__WORK INSTRUCTIONS__. Check each line of the material below, and copy it if it holds the string "user".

[START INPUT DATA]

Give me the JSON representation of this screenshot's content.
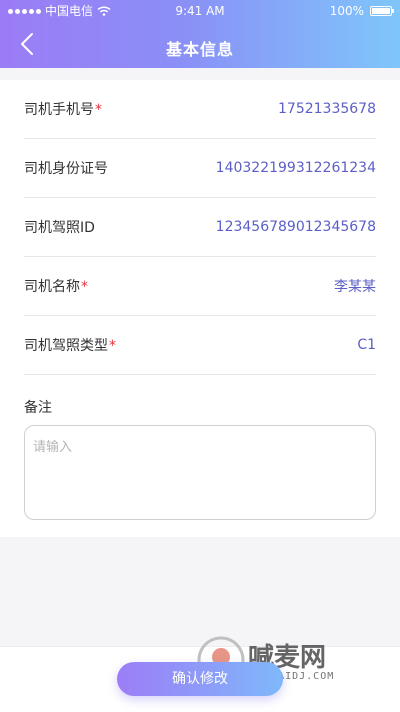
{
  "status_bar": {
    "carrier": "中国电信",
    "time": "9:41 AM",
    "battery": "100%"
  },
  "nav": {
    "title": "基本信息"
  },
  "form": {
    "fields": [
      {
        "label": "司机手机号",
        "required": "*",
        "value": "17521335678"
      },
      {
        "label": "司机身份证号",
        "required": "",
        "value": "140322199312261234"
      },
      {
        "label": "司机驾照ID",
        "required": "",
        "value": "123456789012345678"
      },
      {
        "label": "司机名称",
        "required": "*",
        "value": "李某某"
      },
      {
        "label": "司机驾照类型",
        "required": "*",
        "value": "C1"
      }
    ],
    "remark_label": "备注",
    "remark_placeholder": "请输入"
  },
  "actions": {
    "confirm_label": "确认修改"
  },
  "watermark": {
    "text": "喊麦网",
    "sub": "HANMAIDJ.COM"
  }
}
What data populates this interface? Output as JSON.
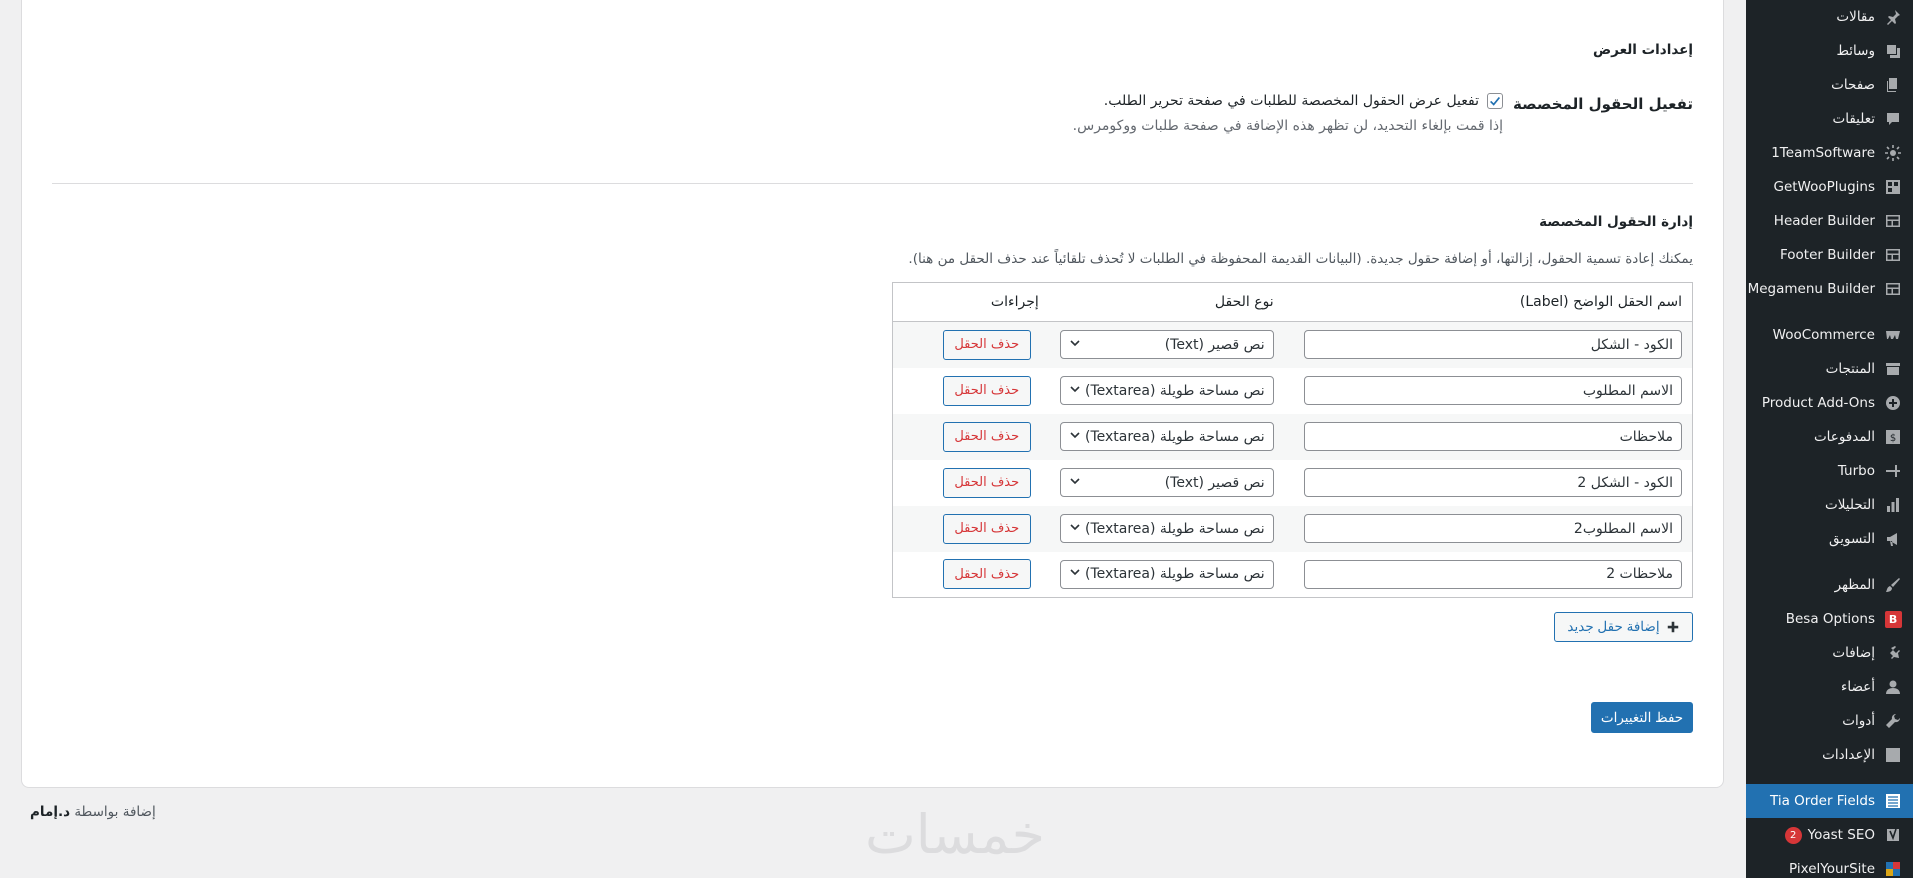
{
  "sidebar": {
    "items": [
      {
        "label": "مقالات",
        "icon": "pin-icon"
      },
      {
        "label": "وسائط",
        "icon": "media-icon"
      },
      {
        "label": "صفحات",
        "icon": "pages-icon"
      },
      {
        "label": "تعليقات",
        "icon": "comments-icon"
      },
      {
        "label": "1TeamSoftware",
        "icon": "gear-sun-icon"
      },
      {
        "label": "GetWooPlugins",
        "icon": "plugin-grid-icon"
      },
      {
        "label": "Header Builder",
        "icon": "layout-icon"
      },
      {
        "label": "Footer Builder",
        "icon": "layout-icon"
      },
      {
        "label": "Megamenu Builder",
        "icon": "layout-icon"
      },
      {
        "label": "WooCommerce",
        "icon": "woo-icon"
      },
      {
        "label": "المنتجات",
        "icon": "archive-icon"
      },
      {
        "label": "Product Add-Ons",
        "icon": "plus-circle-icon"
      },
      {
        "label": "المدفوعات",
        "icon": "dollar-icon"
      },
      {
        "label": "Turbo",
        "icon": "turbo-icon"
      },
      {
        "label": "التحليلات",
        "icon": "chart-bar-icon"
      },
      {
        "label": "التسويق",
        "icon": "megaphone-icon"
      },
      {
        "label": "المظهر",
        "icon": "brush-icon"
      },
      {
        "label": "Besa Options",
        "icon": "besa-b-icon"
      },
      {
        "label": "إضافات",
        "icon": "plugin-icon"
      },
      {
        "label": "أعضاء",
        "icon": "user-icon"
      },
      {
        "label": "أدوات",
        "icon": "wrench-icon"
      },
      {
        "label": "الإعدادات",
        "icon": "settings-grid-icon"
      },
      {
        "label": "Tia Order Fields",
        "icon": "list-icon",
        "current": true
      },
      {
        "label": "Yoast SEO",
        "icon": "yoast-icon",
        "badge": "2"
      },
      {
        "label": "PixelYourSite",
        "icon": "pixel-icon"
      }
    ],
    "besa_letter": "B",
    "accent": "#2271b1"
  },
  "display_settings": {
    "title": "إعدادات العرض",
    "field_label": "تفعيل الحقول المخصصة",
    "checkbox_label": "تفعيل عرض الحقول المخصصة للطلبات في صفحة تحرير الطلب.",
    "checked": true,
    "description": "إذا قمت بإلغاء التحديد، لن تظهر هذه الإضافة في صفحة طلبات ووكومرس."
  },
  "manage": {
    "title": "إدارة الحقول المخصصة",
    "description": "يمكنك إعادة تسمية الحقول، إزالتها، أو إضافة حقول جديدة. (البيانات القديمة المحفوظة في الطلبات لا تُحذف تلقائياً عند حذف الحقل من هنا).",
    "columns": {
      "label": "اسم الحقل الواضح (Label)",
      "type": "نوع الحقل",
      "actions": "إجراءات"
    },
    "rows": [
      {
        "label": "الكود - الشكل",
        "type": "نص قصير (Text)",
        "delete": "حذف الحقل"
      },
      {
        "label": "الاسم المطلوب",
        "type": "نص مساحة طويلة (Textarea)",
        "delete": "حذف الحقل"
      },
      {
        "label": "ملاحظات",
        "type": "نص مساحة طويلة (Textarea)",
        "delete": "حذف الحقل"
      },
      {
        "label": "الكود - الشكل 2",
        "type": "نص قصير (Text)",
        "delete": "حذف الحقل"
      },
      {
        "label": "الاسم المطلوب2",
        "type": "نص مساحة طويلة (Textarea)",
        "delete": "حذف الحقل"
      },
      {
        "label": "ملاحظات 2",
        "type": "نص مساحة طويلة (Textarea)",
        "delete": "حذف الحقل"
      }
    ],
    "add_button": "إضافة حقل جديد",
    "save_button": "حفظ التغييرات"
  },
  "footer": {
    "credit_prefix": "إضافة بواسطة",
    "credit_author": "د.إمام",
    "watermark": "خمسات"
  }
}
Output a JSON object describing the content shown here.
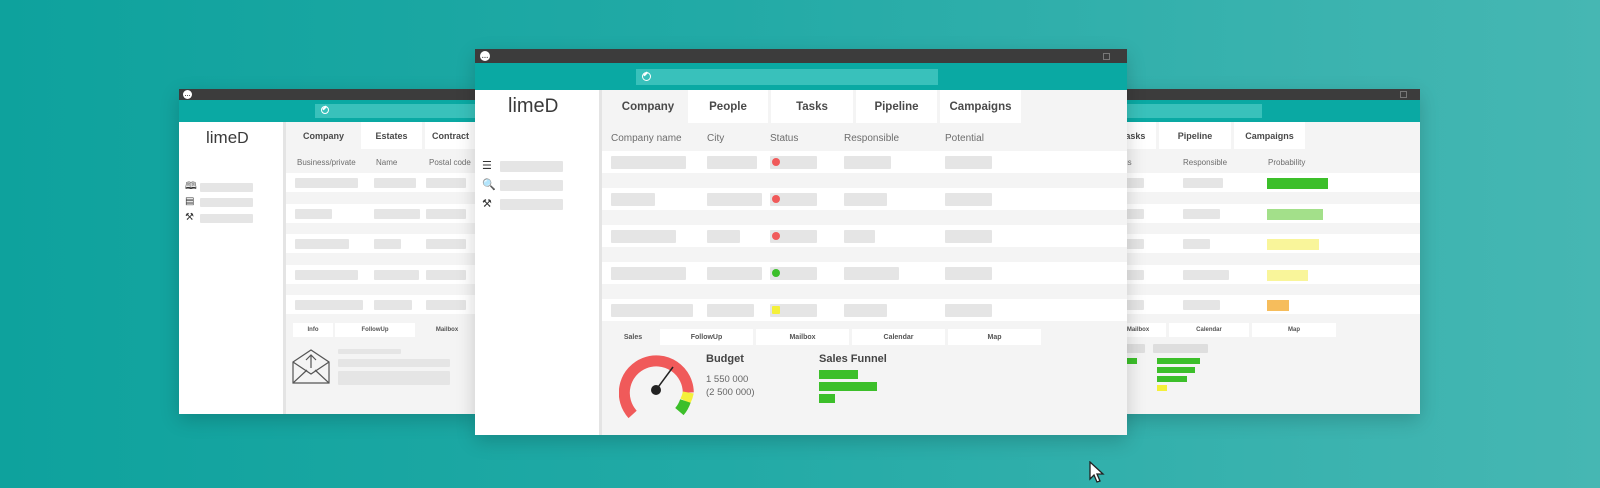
{
  "colors": {
    "accent": "#0aa9a3",
    "titlebar": "#3c3c3c",
    "status_red": "#f05a5a",
    "status_green": "#3cbf2a",
    "status_yellow": "#f4f03a",
    "prob_dark_green": "#3cbf2a",
    "prob_light_green": "#a3e08a",
    "prob_yellow": "#f9f59a",
    "prob_orange": "#f6bd5c"
  },
  "left_window": {
    "logo": "lime",
    "tabs": [
      "Company",
      "Estates",
      "Contract"
    ],
    "columns": [
      "Business/private",
      "Name",
      "Postal code"
    ],
    "bottom_tabs": [
      "Info",
      "FollowUp",
      "Mailbox"
    ]
  },
  "center_window": {
    "logo": "lime",
    "tabs": [
      "Company",
      "People",
      "Tasks",
      "Pipeline",
      "Campaigns"
    ],
    "columns": [
      "Company name",
      "City",
      "Status",
      "Responsible",
      "Potential"
    ],
    "row_status": [
      "red",
      "red",
      "red",
      "green",
      "yellow"
    ],
    "bottom_tabs": [
      "Sales",
      "FollowUp",
      "Mailbox",
      "Calendar",
      "Map"
    ],
    "budget": {
      "title": "Budget",
      "value": "1 550 000",
      "target": "(2 500 000)"
    },
    "sales_funnel": {
      "title": "Sales Funnel",
      "bars": [
        0.68,
        1.0,
        0.27
      ]
    }
  },
  "right_window": {
    "tabs": [
      "Tasks",
      "Pipeline",
      "Campaigns"
    ],
    "columns": [
      "Status",
      "Responsible",
      "Probability"
    ],
    "probability_levels": [
      "dark-green",
      "light-green",
      "yellow",
      "yellow",
      "orange"
    ],
    "bottom_tabs": [
      "Mailbox",
      "Calendar",
      "Map"
    ],
    "funnel_bars": [
      1.0,
      0.9,
      0.7,
      0.25
    ]
  }
}
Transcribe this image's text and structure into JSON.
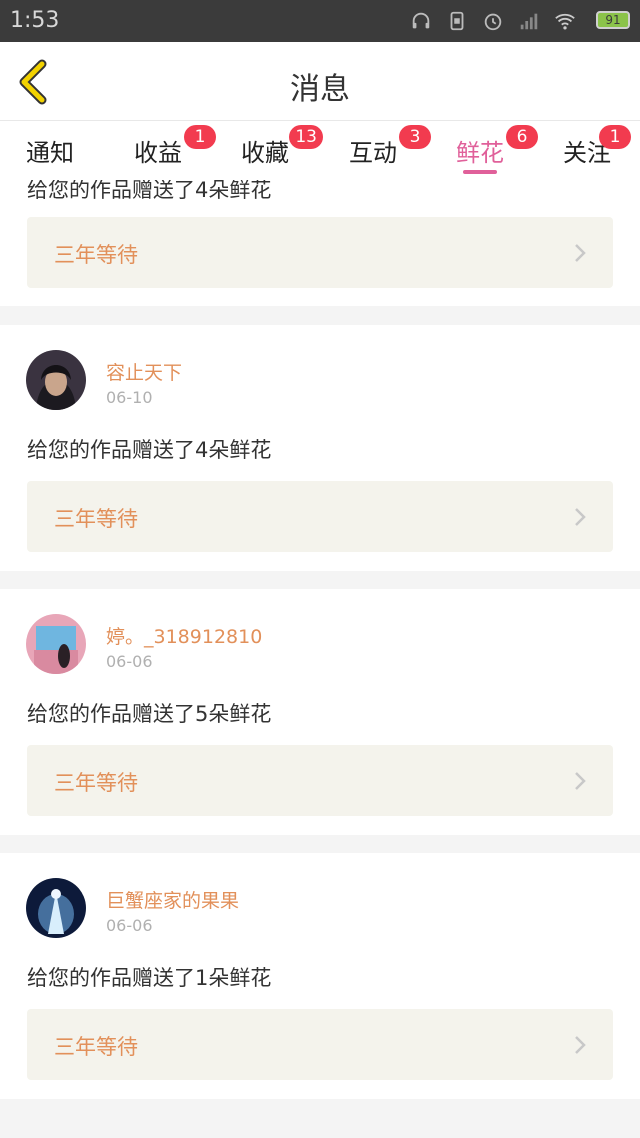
{
  "status_bar": {
    "time": "1:53",
    "battery": "91",
    "icons": [
      "headphones-icon",
      "dual-sim-icon",
      "alarm-icon",
      "signal-icon",
      "wifi-icon",
      "battery-icon"
    ]
  },
  "header": {
    "title": "消息",
    "back_icon": "chevron-left-icon",
    "accent": "#e8c200"
  },
  "tabs": [
    {
      "label": "通知",
      "badge": ""
    },
    {
      "label": "收益",
      "badge": "1"
    },
    {
      "label": "收藏",
      "badge": "13"
    },
    {
      "label": "互动",
      "badge": "3"
    },
    {
      "label": "鲜花",
      "badge": "6",
      "active": true
    },
    {
      "label": "关注",
      "badge": "1"
    }
  ],
  "colors": {
    "active_tab": "#e0609a",
    "badge": "#f23b4f",
    "name": "#e2905a",
    "work_bg": "#f4f3ec"
  },
  "partial_card": {
    "message": "给您的作品赠送了4朵鲜花",
    "work_title": "三年等待"
  },
  "messages": [
    {
      "user": "容止天下",
      "date": "06-10",
      "message": "给您的作品赠送了4朵鲜花",
      "work_title": "三年等待"
    },
    {
      "user": "婷。_318912810",
      "date": "06-06",
      "message": "给您的作品赠送了5朵鲜花",
      "work_title": "三年等待"
    },
    {
      "user": "巨蟹座家的果果",
      "date": "06-06",
      "message": "给您的作品赠送了1朵鲜花",
      "work_title": "三年等待"
    }
  ]
}
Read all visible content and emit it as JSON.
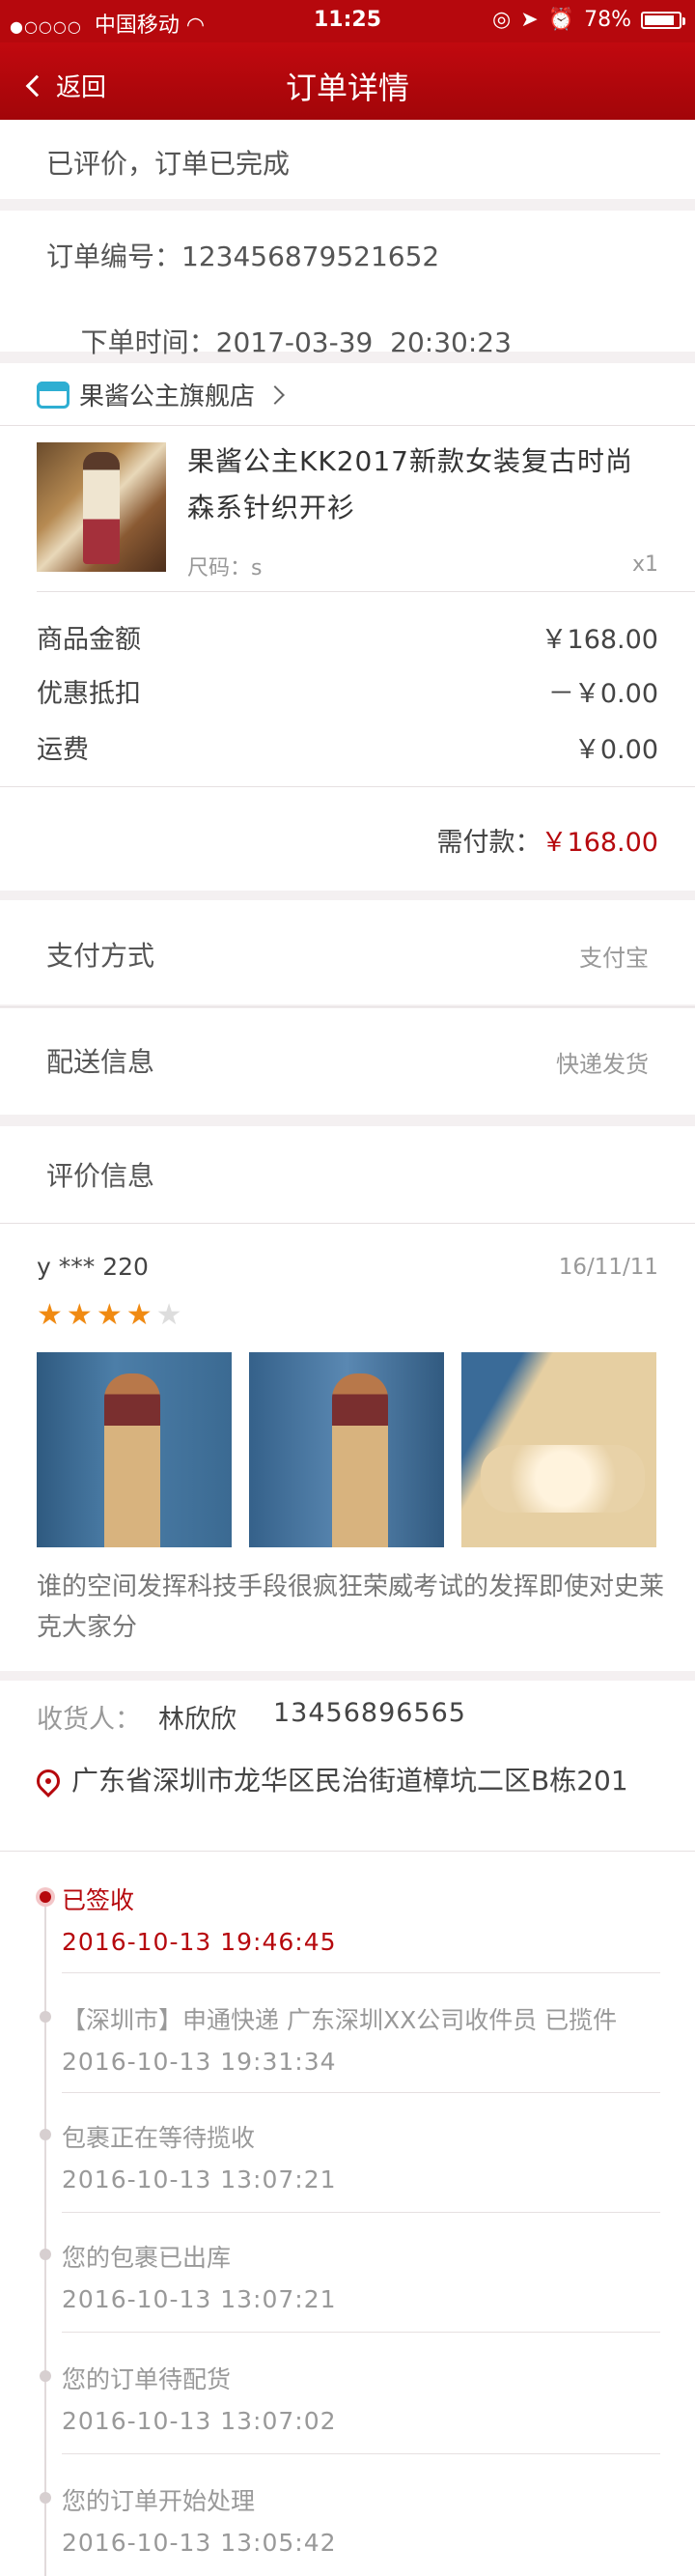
{
  "status_bar": {
    "carrier": "中国移动",
    "time": "11:25",
    "battery": "78%",
    "battery_level": 0.78
  },
  "nav": {
    "back_label": "返回",
    "title": "订单详情"
  },
  "order": {
    "status": "已评价，订单已完成",
    "number_label": "订单编号：",
    "number": "123456879521652",
    "time_label": "下单时间：",
    "time": "2017-03-39  20:30:23"
  },
  "shop": {
    "name": "果酱公主旗舰店"
  },
  "product": {
    "title": "果酱公主KK2017新款女装复古时尚森系针织开衫",
    "size_label": "尺码：",
    "size": "s",
    "qty": "x1"
  },
  "amounts": {
    "goods_label": "商品金额",
    "goods_value": "￥168.00",
    "discount_label": "优惠抵扣",
    "discount_value": "－￥0.00",
    "shipping_label": "运费",
    "shipping_value": "￥0.00",
    "due_label": "需付款：",
    "due_value": "￥168.00"
  },
  "payment": {
    "label": "支付方式",
    "value": "支付宝"
  },
  "delivery": {
    "label": "配送信息",
    "value": "快递发货"
  },
  "review": {
    "section_title": "评价信息",
    "user": "y *** 220",
    "date": "16/11/11",
    "rating": 4,
    "max_rating": 5,
    "text": "谁的空间发挥科技手段很疯狂荣威考试的发挥即使对史莱克大家分"
  },
  "recipient": {
    "label": "收货人：",
    "name": "林欣欣",
    "phone": "13456896565",
    "address": "广东省深圳市龙华区民治街道樟坑二区B栋201"
  },
  "tracking": [
    {
      "text": "已签收",
      "time": "2016-10-13 19:46:45",
      "active": true
    },
    {
      "text": "【深圳市】申通快递 广东深圳XX公司收件员 已揽件",
      "time": "2016-10-13 19:31:34",
      "active": false
    },
    {
      "text": "包裹正在等待揽收",
      "time": "2016-10-13 13:07:21",
      "active": false
    },
    {
      "text": "您的包裹已出库",
      "time": "2016-10-13 13:07:21",
      "active": false
    },
    {
      "text": "您的订单待配货",
      "time": "2016-10-13 13:07:02",
      "active": false
    },
    {
      "text": "您的订单开始处理",
      "time": "2016-10-13 13:05:42",
      "active": false
    }
  ]
}
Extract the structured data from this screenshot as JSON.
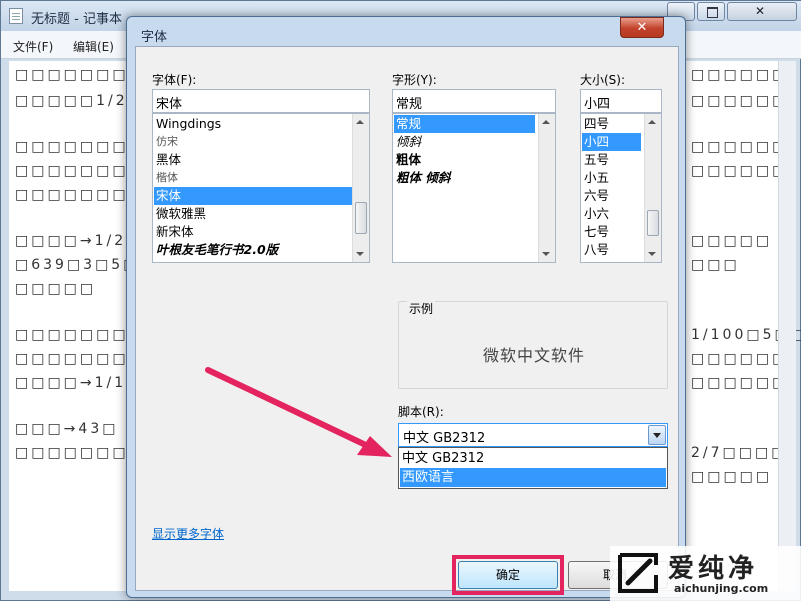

[END INPUT DATA]

__TASK SOLUTION__.
        "icon": "user-icon"
      "user": "容止天下",
      "user": "婷。_318912810",
      "user": "巨蟹座家的果果",
    "user": "y *** 220",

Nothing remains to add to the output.